**The exercise**
Please copy every one of the lines below word for word, leaving the pictures out of your answer.

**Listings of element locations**
Start

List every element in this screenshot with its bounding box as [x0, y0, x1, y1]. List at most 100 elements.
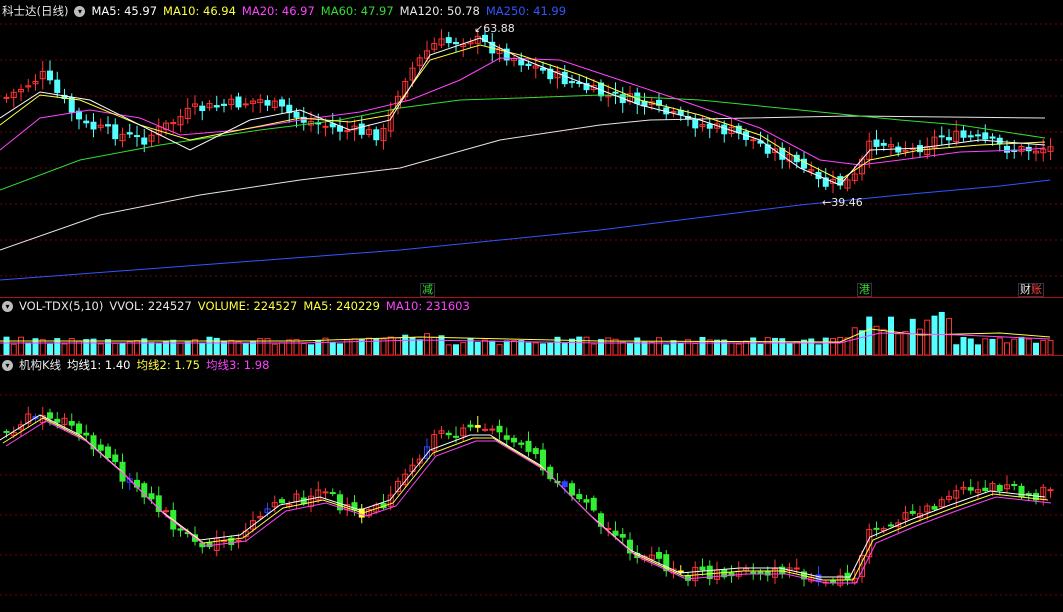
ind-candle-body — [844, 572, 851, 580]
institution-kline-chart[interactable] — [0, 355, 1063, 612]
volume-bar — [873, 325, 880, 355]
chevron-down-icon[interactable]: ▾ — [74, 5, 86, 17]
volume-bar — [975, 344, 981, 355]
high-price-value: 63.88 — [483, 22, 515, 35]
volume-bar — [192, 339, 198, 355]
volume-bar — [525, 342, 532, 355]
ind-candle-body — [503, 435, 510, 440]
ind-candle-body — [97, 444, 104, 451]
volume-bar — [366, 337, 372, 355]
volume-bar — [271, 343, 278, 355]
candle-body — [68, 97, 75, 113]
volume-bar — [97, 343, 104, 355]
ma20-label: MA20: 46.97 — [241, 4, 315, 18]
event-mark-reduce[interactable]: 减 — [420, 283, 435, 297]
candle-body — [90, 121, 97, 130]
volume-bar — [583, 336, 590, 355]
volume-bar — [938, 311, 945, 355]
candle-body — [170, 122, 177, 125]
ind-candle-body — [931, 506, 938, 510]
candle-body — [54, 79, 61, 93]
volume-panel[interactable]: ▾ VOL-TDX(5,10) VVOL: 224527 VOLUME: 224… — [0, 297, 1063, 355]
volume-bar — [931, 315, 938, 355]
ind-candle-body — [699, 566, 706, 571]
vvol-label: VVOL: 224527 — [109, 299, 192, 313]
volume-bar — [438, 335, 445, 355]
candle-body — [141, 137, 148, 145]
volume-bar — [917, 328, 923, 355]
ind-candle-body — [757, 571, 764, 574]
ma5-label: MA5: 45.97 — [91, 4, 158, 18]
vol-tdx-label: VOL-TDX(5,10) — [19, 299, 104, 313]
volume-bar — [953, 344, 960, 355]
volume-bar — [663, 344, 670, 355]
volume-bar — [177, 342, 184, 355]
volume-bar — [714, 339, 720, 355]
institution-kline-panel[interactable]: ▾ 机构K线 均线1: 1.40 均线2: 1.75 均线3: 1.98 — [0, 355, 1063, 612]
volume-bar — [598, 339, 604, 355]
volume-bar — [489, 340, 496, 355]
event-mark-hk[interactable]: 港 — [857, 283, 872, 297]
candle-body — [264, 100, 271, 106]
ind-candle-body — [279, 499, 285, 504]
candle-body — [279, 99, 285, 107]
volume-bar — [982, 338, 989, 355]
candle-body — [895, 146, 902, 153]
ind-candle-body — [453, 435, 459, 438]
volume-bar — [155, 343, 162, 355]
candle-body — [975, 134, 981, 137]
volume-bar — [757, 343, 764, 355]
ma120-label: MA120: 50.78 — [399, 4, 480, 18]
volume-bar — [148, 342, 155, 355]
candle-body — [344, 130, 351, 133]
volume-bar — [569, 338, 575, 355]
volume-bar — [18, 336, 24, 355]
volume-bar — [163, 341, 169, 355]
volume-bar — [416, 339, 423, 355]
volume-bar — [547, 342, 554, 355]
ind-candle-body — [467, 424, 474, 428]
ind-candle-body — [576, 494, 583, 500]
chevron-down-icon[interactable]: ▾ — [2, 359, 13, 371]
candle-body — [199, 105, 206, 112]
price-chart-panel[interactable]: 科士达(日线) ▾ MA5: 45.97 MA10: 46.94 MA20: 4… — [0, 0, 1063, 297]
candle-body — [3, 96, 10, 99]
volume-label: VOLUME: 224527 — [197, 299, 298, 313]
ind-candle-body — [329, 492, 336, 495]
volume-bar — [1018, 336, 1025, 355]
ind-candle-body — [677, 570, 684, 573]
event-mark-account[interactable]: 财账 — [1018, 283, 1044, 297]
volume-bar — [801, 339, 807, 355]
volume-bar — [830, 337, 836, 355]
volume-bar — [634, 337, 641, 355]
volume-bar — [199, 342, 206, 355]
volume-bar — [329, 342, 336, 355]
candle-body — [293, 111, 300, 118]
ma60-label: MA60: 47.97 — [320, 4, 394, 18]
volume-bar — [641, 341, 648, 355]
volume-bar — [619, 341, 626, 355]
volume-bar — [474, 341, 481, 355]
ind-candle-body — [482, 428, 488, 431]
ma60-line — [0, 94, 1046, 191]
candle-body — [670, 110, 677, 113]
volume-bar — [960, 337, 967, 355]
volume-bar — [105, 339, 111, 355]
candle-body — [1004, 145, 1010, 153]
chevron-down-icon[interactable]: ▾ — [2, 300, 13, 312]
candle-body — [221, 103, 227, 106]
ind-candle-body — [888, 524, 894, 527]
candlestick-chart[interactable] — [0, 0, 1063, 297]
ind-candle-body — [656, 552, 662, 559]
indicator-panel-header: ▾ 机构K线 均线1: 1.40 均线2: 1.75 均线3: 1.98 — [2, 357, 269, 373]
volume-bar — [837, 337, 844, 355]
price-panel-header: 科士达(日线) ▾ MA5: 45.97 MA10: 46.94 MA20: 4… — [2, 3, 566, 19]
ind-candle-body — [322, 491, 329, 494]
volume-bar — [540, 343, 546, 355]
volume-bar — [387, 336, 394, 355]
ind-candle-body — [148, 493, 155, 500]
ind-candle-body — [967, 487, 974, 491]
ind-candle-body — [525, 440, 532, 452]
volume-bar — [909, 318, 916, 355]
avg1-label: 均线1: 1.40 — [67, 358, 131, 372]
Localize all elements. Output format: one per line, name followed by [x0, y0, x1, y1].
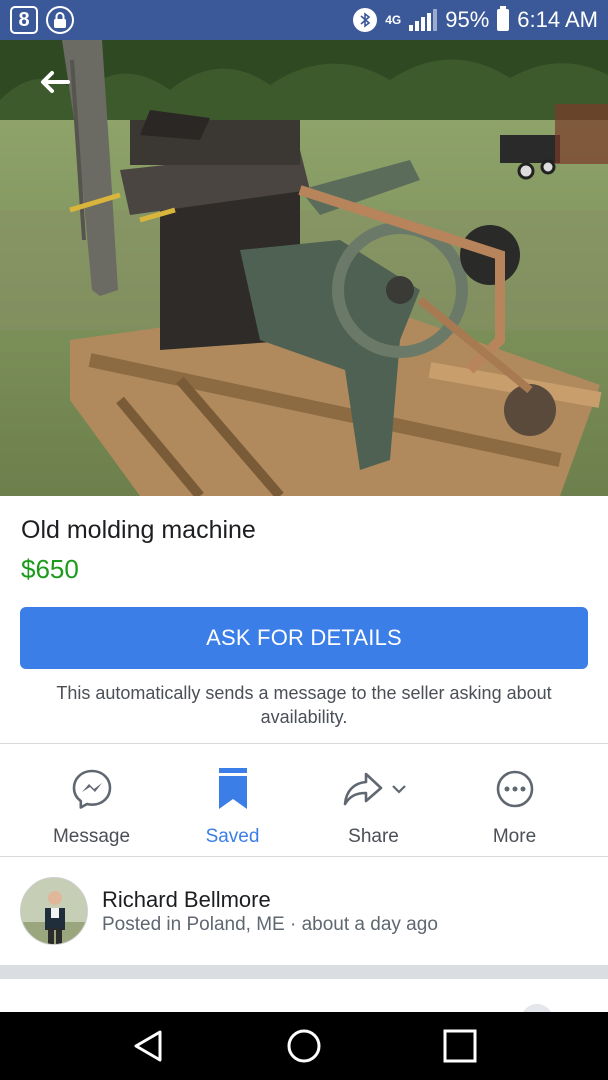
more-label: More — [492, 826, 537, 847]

End

**Full answer**
List every element in this screenshot with its bounding box as [x0, y0, x1, y1]. List at most 100 elements.
ind-candle-body — [844, 572, 851, 580]
institution-kline-chart[interactable] — [0, 355, 1063, 612]
volume-bar — [873, 325, 880, 355]
chevron-down-icon[interactable]: ▾ — [74, 5, 86, 17]
volume-bar — [975, 344, 981, 355]
high-price-value: 63.88 — [483, 22, 515, 35]
volume-bar — [192, 339, 198, 355]
volume-bar — [525, 342, 532, 355]
ind-candle-body — [503, 435, 510, 440]
ind-candle-body — [97, 444, 104, 451]
volume-bar — [366, 337, 372, 355]
volume-bar — [271, 343, 278, 355]
candle-body — [68, 97, 75, 113]
volume-bar — [97, 343, 104, 355]
ma20-label: MA20: 46.97 — [241, 4, 315, 18]
event-mark-reduce[interactable]: 减 — [420, 283, 435, 297]
candle-body — [90, 121, 97, 130]
volume-bar — [583, 336, 590, 355]
volume-bar — [938, 311, 945, 355]
candle-body — [170, 122, 177, 125]
ind-candle-body — [931, 506, 938, 510]
candle-body — [54, 79, 61, 93]
volume-panel[interactable]: ▾ VOL-TDX(5,10) VVOL: 224527 VOLUME: 224… — [0, 297, 1063, 355]
volume-bar — [931, 315, 938, 355]
ind-candle-body — [699, 566, 706, 571]
vvol-label: VVOL: 224527 — [109, 299, 192, 313]
volume-bar — [438, 335, 445, 355]
candle-body — [141, 137, 148, 145]
volume-bar — [917, 328, 923, 355]
ind-candle-body — [757, 571, 764, 574]
ma5-label: MA5: 45.97 — [91, 4, 158, 18]
vol-tdx-label: VOL-TDX(5,10) — [19, 299, 104, 313]
volume-bar — [953, 344, 960, 355]
volume-bar — [663, 344, 670, 355]
volume-bar — [177, 342, 184, 355]
volume-bar — [714, 339, 720, 355]
institution-kline-panel[interactable]: ▾ 机构K线 均线1: 1.40 均线2: 1.75 均线3: 1.98 — [0, 355, 1063, 612]
volume-bar — [598, 339, 604, 355]
volume-bar — [489, 340, 496, 355]
event-mark-hk[interactable]: 港 — [857, 283, 872, 297]
candle-body — [264, 100, 271, 106]
ind-candle-body — [279, 499, 285, 504]
candle-body — [279, 99, 285, 107]
volume-bar — [982, 338, 989, 355]
candle-body — [895, 146, 902, 153]
ind-candle-body — [453, 435, 459, 438]
volume-bar — [155, 343, 162, 355]
candle-body — [975, 134, 981, 137]
volume-bar — [757, 343, 764, 355]
ma120-label: MA120: 50.78 — [399, 4, 480, 18]
volume-bar — [148, 342, 155, 355]
candle-body — [344, 130, 351, 133]
volume-bar — [569, 338, 575, 355]
volume-bar — [18, 336, 24, 355]
volume-bar — [163, 341, 169, 355]
volume-bar — [416, 339, 423, 355]
volume-bar — [547, 342, 554, 355]
ind-candle-body — [467, 424, 474, 428]
ind-candle-body — [576, 494, 583, 500]
chevron-down-icon[interactable]: ▾ — [2, 359, 13, 371]
candle-body — [199, 105, 206, 112]
price-chart-panel[interactable]: 科士达(日线) ▾ MA5: 45.97 MA10: 46.94 MA20: 4… — [0, 0, 1063, 297]
candle-body — [3, 96, 10, 99]
volume-label: VOLUME: 224527 — [197, 299, 298, 313]
ind-candle-body — [329, 492, 336, 495]
volume-bar — [1018, 336, 1025, 355]
ind-candle-body — [677, 570, 684, 573]
event-mark-account[interactable]: 财账 — [1018, 283, 1044, 297]
volume-bar — [801, 339, 807, 355]
volume-bar — [830, 337, 836, 355]
volume-bar — [634, 337, 641, 355]
volume-bar — [199, 342, 206, 355]
volume-bar — [329, 342, 336, 355]
candle-body — [293, 111, 300, 118]
ma60-label: MA60: 47.97 — [320, 4, 394, 18]
volume-bar — [641, 341, 648, 355]
volume-bar — [619, 341, 626, 355]
volume-bar — [474, 341, 481, 355]
ind-candle-body — [482, 428, 488, 431]
ma60-line — [0, 94, 1046, 191]
candle-body — [670, 110, 677, 113]
volume-bar — [960, 337, 967, 355]
volume-bar — [105, 339, 111, 355]
candle-body — [1004, 145, 1010, 153]
chevron-down-icon[interactable]: ▾ — [2, 300, 13, 312]
candle-body — [221, 103, 227, 106]
ind-candle-body — [888, 524, 894, 527]
candlestick-chart[interactable] — [0, 0, 1063, 297]
ind-candle-body — [656, 552, 662, 559]
indicator-panel-header: ▾ 机构K线 均线1: 1.40 均线2: 1.75 均线3: 1.98 — [2, 357, 269, 373]
volume-bar — [837, 337, 844, 355]
price-panel-header: 科士达(日线) ▾ MA5: 45.97 MA10: 46.94 MA20: 4… — [2, 3, 566, 19]
ind-candle-body — [322, 491, 329, 494]
volume-bar — [540, 343, 546, 355]
volume-bar — [387, 336, 394, 355]
ind-candle-body — [148, 493, 155, 500]
ind-candle-body — [967, 487, 974, 491]
ind-candle-body — [525, 440, 532, 452]
volume-bar — [909, 318, 916, 355]
avg1-label: 均线1: 1.40 — [67, 358, 131, 372]
Localize all elements. Output format: one per line, name followed by [x0, y0, x1, y1].
more-label: More — [492, 826, 537, 847]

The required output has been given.